[BEGIN]

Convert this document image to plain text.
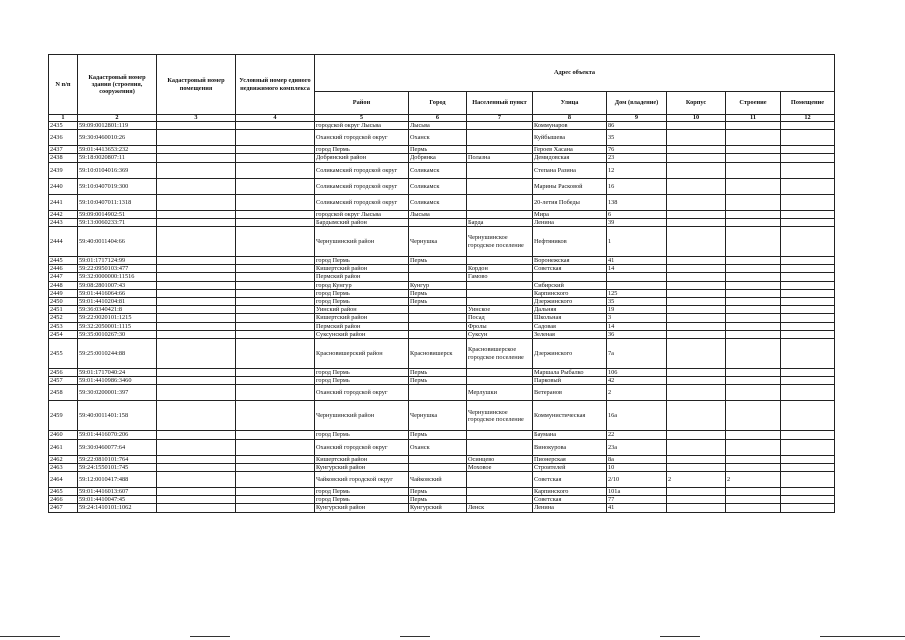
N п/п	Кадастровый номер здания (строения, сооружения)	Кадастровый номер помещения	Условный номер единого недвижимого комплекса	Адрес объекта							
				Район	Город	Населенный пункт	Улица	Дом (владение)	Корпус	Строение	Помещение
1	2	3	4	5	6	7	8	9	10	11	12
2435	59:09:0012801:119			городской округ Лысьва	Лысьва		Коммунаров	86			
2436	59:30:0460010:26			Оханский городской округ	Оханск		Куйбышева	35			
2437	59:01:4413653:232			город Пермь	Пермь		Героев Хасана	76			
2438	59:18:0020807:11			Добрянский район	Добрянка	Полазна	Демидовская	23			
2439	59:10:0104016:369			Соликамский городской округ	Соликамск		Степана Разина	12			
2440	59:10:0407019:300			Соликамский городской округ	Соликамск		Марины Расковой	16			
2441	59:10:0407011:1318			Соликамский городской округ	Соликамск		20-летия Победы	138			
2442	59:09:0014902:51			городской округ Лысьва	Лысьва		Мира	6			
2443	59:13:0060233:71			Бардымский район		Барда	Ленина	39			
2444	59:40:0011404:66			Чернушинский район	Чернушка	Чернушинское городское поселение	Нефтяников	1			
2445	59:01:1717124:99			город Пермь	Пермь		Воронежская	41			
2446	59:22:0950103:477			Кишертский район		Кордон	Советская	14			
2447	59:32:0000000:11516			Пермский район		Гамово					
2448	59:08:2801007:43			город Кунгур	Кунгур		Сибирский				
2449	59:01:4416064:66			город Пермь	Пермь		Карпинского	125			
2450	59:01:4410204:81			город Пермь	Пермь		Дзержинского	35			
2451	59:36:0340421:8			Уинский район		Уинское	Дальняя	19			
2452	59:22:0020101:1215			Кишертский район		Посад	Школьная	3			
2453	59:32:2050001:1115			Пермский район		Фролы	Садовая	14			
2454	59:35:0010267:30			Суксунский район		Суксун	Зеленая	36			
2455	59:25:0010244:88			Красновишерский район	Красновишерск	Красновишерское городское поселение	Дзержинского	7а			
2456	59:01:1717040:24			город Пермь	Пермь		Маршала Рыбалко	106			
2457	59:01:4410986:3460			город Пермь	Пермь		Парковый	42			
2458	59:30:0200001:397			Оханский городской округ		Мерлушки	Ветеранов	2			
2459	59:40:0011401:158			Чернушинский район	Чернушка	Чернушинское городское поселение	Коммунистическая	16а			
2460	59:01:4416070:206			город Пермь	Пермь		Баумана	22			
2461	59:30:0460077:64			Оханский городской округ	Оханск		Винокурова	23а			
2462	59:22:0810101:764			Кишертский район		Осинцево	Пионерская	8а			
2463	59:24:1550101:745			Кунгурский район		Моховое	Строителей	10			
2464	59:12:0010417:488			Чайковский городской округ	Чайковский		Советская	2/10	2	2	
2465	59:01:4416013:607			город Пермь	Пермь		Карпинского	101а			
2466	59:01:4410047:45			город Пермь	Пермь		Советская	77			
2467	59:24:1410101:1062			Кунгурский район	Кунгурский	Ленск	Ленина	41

[END]

* [Written exercise]:
Indicate how many lines of the material contain the string "городской", giving the number and nothing more.

* [Written reply]:
9